WHAT THE EXERCISE ASKS:
Below are records; state how many of their lines hold the word "BACKUP", and give only the figure.

ITEMS:

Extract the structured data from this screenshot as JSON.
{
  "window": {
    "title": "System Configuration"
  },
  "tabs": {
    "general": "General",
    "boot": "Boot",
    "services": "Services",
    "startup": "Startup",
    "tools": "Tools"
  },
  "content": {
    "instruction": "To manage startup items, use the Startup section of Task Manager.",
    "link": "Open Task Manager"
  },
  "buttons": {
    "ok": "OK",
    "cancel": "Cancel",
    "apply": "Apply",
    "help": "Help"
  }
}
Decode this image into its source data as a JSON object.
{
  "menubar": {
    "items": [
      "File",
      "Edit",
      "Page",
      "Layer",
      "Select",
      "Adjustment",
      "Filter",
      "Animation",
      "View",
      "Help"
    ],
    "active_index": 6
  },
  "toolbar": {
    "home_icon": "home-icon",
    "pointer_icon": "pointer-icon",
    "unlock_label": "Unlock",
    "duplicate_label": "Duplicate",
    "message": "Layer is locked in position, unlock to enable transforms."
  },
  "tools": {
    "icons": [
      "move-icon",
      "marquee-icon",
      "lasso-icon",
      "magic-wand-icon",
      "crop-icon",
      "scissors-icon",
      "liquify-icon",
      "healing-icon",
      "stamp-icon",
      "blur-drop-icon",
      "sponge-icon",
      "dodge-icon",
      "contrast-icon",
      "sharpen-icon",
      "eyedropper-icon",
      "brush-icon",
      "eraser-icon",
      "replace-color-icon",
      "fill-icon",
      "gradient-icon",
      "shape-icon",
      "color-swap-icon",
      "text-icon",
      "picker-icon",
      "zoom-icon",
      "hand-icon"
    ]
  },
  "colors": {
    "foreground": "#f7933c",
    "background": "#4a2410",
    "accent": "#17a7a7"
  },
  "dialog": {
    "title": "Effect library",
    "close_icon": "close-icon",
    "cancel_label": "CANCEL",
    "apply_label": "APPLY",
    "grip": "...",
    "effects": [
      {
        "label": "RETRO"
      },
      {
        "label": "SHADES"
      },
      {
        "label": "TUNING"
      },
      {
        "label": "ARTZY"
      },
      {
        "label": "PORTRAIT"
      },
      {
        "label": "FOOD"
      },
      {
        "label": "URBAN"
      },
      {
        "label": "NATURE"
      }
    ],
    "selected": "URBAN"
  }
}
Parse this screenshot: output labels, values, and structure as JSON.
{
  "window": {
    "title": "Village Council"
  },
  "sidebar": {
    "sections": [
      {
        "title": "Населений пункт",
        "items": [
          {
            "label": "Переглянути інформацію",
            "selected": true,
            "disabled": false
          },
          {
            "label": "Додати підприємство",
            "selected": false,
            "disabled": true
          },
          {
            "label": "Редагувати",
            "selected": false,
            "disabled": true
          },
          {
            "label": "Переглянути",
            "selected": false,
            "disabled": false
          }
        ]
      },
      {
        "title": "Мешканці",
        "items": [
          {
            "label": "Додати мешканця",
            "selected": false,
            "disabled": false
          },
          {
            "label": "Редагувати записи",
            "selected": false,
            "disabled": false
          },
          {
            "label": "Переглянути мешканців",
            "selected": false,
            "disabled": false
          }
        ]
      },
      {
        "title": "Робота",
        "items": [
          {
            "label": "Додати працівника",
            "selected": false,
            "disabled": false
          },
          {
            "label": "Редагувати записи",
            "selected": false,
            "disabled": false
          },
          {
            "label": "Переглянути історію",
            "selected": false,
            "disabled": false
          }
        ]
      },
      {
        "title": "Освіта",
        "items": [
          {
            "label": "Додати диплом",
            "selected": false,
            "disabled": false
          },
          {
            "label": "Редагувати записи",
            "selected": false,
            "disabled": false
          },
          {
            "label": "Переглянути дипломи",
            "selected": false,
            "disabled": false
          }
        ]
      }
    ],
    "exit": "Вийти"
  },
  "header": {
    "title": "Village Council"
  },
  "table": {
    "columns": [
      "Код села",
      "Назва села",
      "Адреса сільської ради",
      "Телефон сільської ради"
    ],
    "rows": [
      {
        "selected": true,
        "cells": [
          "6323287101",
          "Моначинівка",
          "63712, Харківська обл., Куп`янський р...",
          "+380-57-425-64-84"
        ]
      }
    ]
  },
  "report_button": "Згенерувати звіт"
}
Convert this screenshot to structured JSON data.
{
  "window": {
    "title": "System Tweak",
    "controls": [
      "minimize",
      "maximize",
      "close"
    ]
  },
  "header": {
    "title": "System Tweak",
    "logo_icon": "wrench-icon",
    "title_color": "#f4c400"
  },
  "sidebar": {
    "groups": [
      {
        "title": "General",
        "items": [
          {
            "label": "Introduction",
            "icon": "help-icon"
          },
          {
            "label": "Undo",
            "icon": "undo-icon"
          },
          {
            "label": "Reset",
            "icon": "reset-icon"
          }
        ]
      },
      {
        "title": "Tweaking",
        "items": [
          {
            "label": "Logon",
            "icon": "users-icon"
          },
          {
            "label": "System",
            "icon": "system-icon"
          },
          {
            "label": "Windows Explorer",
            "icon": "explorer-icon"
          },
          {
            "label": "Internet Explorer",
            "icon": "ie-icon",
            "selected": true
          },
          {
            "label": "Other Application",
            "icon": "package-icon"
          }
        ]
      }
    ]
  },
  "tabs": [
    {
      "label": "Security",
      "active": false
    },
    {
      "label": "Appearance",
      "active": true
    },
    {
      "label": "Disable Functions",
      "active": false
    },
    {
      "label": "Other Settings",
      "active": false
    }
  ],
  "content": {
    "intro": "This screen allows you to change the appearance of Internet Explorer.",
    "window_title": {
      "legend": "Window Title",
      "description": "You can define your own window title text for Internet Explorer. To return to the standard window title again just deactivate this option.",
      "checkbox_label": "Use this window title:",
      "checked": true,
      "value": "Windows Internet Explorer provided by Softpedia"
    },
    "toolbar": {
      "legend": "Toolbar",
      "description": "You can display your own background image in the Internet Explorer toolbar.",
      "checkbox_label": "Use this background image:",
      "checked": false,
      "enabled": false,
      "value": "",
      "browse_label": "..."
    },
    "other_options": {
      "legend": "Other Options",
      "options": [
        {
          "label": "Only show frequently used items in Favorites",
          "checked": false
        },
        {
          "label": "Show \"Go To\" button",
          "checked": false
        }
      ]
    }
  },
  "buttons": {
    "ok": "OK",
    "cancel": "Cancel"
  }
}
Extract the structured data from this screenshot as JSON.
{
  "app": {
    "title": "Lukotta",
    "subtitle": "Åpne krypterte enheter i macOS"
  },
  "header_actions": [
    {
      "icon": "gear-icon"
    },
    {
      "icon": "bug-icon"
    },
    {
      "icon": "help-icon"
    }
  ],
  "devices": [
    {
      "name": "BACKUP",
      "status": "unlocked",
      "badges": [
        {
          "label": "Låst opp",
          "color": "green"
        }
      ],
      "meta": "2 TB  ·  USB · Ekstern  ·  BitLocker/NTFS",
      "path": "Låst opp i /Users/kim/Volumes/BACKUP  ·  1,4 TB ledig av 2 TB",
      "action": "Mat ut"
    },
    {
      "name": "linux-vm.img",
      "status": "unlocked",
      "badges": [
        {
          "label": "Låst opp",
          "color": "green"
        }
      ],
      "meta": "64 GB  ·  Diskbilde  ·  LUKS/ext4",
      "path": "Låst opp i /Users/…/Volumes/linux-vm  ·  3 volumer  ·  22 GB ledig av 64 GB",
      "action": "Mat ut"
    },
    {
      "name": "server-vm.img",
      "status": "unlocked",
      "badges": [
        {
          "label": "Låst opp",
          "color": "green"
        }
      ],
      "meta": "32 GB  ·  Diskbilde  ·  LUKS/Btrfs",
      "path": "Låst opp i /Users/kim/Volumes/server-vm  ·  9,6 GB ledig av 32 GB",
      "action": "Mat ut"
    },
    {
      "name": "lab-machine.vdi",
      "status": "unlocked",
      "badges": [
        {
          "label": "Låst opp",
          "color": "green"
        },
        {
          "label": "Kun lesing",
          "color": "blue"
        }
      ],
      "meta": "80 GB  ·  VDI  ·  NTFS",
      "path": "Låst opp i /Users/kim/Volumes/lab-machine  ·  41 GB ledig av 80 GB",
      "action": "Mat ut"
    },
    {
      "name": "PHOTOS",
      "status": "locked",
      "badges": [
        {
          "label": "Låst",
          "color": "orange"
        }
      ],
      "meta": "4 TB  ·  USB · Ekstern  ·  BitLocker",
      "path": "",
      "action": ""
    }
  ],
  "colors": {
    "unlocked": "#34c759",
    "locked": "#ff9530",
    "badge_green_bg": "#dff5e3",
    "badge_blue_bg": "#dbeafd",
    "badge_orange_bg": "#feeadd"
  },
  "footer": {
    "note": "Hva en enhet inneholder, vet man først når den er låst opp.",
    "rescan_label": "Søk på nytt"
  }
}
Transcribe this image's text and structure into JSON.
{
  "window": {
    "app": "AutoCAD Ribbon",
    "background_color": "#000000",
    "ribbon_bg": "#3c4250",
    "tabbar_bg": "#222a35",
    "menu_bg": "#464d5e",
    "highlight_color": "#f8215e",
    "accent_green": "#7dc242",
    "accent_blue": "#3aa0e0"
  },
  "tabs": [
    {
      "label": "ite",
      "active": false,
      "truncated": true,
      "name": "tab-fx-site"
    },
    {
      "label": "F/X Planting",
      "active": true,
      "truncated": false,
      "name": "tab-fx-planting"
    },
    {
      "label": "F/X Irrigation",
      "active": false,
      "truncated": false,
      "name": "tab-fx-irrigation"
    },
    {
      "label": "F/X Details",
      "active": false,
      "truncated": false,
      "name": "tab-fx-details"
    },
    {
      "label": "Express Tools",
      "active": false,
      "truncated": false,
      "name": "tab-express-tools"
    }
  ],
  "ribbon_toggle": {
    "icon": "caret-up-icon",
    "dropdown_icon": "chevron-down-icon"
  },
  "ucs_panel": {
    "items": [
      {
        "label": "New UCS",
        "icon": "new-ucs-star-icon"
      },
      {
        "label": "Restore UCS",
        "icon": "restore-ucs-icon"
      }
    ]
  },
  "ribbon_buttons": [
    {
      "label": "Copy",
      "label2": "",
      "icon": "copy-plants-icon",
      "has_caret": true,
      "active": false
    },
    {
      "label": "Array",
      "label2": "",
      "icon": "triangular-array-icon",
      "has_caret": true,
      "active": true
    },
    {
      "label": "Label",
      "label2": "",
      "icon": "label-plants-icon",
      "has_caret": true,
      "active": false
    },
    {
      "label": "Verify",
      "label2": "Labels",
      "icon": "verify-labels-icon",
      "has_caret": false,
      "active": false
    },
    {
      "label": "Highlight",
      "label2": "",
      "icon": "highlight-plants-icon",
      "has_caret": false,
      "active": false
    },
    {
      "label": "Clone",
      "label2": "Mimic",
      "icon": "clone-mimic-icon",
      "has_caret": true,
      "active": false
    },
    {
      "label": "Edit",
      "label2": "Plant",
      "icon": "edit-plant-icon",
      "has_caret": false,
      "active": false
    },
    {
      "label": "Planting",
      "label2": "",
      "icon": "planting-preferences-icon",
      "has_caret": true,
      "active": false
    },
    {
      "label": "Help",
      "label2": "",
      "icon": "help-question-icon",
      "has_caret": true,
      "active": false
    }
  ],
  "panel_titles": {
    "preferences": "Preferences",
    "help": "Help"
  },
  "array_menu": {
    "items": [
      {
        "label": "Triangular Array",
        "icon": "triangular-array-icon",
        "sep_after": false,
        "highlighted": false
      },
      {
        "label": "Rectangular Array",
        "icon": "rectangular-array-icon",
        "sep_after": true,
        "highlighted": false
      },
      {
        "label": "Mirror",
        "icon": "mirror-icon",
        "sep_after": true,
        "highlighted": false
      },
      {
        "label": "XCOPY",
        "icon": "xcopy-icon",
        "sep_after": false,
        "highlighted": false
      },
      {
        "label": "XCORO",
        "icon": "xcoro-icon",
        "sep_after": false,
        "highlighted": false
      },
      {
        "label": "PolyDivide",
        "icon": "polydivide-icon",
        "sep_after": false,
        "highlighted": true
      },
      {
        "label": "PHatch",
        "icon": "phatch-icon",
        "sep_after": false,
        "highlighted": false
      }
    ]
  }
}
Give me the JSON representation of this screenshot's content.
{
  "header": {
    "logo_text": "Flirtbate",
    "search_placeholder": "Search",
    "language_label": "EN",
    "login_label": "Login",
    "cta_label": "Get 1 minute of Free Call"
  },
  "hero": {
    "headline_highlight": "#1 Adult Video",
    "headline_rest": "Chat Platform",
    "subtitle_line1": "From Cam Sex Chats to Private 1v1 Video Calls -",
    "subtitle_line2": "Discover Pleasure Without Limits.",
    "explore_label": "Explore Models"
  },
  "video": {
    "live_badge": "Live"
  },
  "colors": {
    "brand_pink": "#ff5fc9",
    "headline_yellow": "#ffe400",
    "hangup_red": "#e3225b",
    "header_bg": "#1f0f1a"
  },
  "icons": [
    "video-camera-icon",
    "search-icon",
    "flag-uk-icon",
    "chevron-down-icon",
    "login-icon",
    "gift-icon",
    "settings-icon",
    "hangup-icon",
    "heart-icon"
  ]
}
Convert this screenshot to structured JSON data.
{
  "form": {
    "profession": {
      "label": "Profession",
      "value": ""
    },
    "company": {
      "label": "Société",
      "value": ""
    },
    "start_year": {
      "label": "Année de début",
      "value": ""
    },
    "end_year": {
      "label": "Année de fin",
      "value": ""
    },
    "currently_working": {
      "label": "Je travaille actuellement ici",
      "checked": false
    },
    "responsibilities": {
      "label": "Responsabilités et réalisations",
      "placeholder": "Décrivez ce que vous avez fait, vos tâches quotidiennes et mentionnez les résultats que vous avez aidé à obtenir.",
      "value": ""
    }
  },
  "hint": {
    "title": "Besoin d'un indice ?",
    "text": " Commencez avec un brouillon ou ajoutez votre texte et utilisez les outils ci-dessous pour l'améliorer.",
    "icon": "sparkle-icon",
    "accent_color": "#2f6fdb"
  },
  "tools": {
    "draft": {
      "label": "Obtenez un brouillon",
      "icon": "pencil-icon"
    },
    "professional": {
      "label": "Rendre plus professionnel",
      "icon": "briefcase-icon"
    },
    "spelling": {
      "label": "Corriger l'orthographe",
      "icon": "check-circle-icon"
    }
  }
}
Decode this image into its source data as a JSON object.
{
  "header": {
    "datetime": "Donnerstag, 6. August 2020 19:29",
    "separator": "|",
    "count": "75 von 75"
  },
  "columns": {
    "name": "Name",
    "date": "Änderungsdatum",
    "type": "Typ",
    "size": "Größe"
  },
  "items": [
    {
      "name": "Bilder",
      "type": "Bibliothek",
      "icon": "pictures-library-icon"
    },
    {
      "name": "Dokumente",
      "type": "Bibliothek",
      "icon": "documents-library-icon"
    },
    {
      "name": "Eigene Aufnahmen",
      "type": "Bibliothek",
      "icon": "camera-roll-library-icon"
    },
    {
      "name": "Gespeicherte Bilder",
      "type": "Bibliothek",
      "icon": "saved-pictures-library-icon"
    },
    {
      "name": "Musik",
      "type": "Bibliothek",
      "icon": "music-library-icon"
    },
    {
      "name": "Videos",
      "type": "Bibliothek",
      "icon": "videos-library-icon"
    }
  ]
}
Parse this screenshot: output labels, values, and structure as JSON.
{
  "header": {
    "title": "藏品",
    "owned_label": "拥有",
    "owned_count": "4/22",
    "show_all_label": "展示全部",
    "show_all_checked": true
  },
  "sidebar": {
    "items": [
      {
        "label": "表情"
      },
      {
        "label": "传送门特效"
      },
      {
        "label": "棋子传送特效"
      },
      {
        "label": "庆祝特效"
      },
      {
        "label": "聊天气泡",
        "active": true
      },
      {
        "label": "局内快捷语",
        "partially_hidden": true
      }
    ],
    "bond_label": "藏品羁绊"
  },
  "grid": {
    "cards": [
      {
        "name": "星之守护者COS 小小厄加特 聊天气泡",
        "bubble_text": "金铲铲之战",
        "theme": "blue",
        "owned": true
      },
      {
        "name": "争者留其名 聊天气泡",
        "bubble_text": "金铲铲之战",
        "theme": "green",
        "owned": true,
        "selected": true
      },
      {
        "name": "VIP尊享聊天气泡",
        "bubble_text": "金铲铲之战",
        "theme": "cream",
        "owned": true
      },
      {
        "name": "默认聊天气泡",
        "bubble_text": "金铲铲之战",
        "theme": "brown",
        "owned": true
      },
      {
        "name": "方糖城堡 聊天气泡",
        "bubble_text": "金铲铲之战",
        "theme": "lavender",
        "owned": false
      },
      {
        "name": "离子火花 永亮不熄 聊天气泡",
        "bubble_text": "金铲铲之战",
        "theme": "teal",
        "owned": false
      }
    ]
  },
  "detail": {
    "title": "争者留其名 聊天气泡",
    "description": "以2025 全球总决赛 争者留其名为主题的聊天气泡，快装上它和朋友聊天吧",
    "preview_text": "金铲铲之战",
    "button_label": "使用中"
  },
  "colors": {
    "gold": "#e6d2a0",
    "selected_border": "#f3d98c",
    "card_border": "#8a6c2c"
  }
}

TASK OUTPUT:
2